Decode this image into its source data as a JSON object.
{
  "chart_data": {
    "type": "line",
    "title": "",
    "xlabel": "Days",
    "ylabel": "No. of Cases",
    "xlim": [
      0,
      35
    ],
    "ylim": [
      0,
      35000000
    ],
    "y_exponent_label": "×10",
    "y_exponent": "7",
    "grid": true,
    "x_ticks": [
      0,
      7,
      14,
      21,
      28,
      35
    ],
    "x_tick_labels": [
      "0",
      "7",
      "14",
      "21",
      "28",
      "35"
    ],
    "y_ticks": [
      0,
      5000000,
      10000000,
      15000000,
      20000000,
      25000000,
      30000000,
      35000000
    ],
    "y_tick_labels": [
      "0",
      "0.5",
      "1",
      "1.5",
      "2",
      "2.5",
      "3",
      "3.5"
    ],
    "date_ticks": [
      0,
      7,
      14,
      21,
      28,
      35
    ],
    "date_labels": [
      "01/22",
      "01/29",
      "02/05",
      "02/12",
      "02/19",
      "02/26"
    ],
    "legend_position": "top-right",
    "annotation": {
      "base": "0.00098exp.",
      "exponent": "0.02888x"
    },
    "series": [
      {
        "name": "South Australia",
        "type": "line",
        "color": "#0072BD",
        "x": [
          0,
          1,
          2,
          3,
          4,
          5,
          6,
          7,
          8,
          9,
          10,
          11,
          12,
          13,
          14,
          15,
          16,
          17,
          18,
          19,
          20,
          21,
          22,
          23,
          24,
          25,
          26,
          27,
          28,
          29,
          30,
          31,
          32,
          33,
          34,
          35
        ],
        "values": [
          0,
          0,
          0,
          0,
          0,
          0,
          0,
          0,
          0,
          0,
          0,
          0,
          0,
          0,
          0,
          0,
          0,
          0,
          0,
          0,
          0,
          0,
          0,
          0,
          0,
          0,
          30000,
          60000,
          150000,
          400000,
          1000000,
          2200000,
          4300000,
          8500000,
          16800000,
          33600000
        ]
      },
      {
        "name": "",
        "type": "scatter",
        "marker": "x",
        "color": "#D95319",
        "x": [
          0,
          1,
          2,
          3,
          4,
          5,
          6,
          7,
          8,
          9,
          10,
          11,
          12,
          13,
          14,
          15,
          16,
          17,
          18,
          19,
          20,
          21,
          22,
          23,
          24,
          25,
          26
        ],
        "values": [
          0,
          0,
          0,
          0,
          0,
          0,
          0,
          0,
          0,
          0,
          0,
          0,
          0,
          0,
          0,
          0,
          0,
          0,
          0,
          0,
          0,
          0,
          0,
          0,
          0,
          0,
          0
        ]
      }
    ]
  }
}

• **Exercise requirements**
Output the whole listing above again, word for word.

• **Correct output**
Decode this image into its source data as a JSON object.
{
  "chart_data": {
    "type": "line",
    "title": "",
    "xlabel": "Days",
    "ylabel": "No. of Cases",
    "xlim": [
      0,
      35
    ],
    "ylim": [
      0,
      35000000
    ],
    "y_exponent_label": "×10",
    "y_exponent": "7",
    "grid": true,
    "x_ticks": [
      0,
      7,
      14,
      21,
      28,
      35
    ],
    "x_tick_labels": [
      "0",
      "7",
      "14",
      "21",
      "28",
      "35"
    ],
    "y_ticks": [
      0,
      5000000,
      10000000,
      15000000,
      20000000,
      25000000,
      30000000,
      35000000
    ],
    "y_tick_labels": [
      "0",
      "0.5",
      "1",
      "1.5",
      "2",
      "2.5",
      "3",
      "3.5"
    ],
    "date_ticks": [
      0,
      7,
      14,
      21,
      28,
      35
    ],
    "date_labels": [
      "01/22",
      "01/29",
      "02/05",
      "02/12",
      "02/19",
      "02/26"
    ],
    "legend_position": "top-right",
    "annotation": {
      "base": "0.00098exp.",
      "exponent": "0.02888x"
    },
    "series": [
      {
        "name": "South Australia",
        "type": "line",
        "color": "#0072BD",
        "x": [
          0,
          1,
          2,
          3,
          4,
          5,
          6,
          7,
          8,
          9,
          10,
          11,
          12,
          13,
          14,
          15,
          16,
          17,
          18,
          19,
          20,
          21,
          22,
          23,
          24,
          25,
          26,
          27,
          28,
          29,
          30,
          31,
          32,
          33,
          34,
          35
        ],
        "values": [
          0,
          0,
          0,
          0,
          0,
          0,
          0,
          0,
          0,
          0,
          0,
          0,
          0,
          0,
          0,
          0,
          0,
          0,
          0,
          0,
          0,
          0,
          0,
          0,
          0,
          0,
          30000,
          60000,
          150000,
          400000,
          1000000,
          2200000,
          4300000,
          8500000,
          16800000,
          33600000
        ]
      },
      {
        "name": "",
        "type": "scatter",
        "marker": "x",
        "color": "#D95319",
        "x": [
          0,
          1,
          2,
          3,
          4,
          5,
          6,
          7,
          8,
          9,
          10,
          11,
          12,
          13,
          14,
          15,
          16,
          17,
          18,
          19,
          20,
          21,
          22,
          23,
          24,
          25,
          26
        ],
        "values": [
          0,
          0,
          0,
          0,
          0,
          0,
          0,
          0,
          0,
          0,
          0,
          0,
          0,
          0,
          0,
          0,
          0,
          0,
          0,
          0,
          0,
          0,
          0,
          0,
          0,
          0,
          0
        ]
      }
    ]
  }
}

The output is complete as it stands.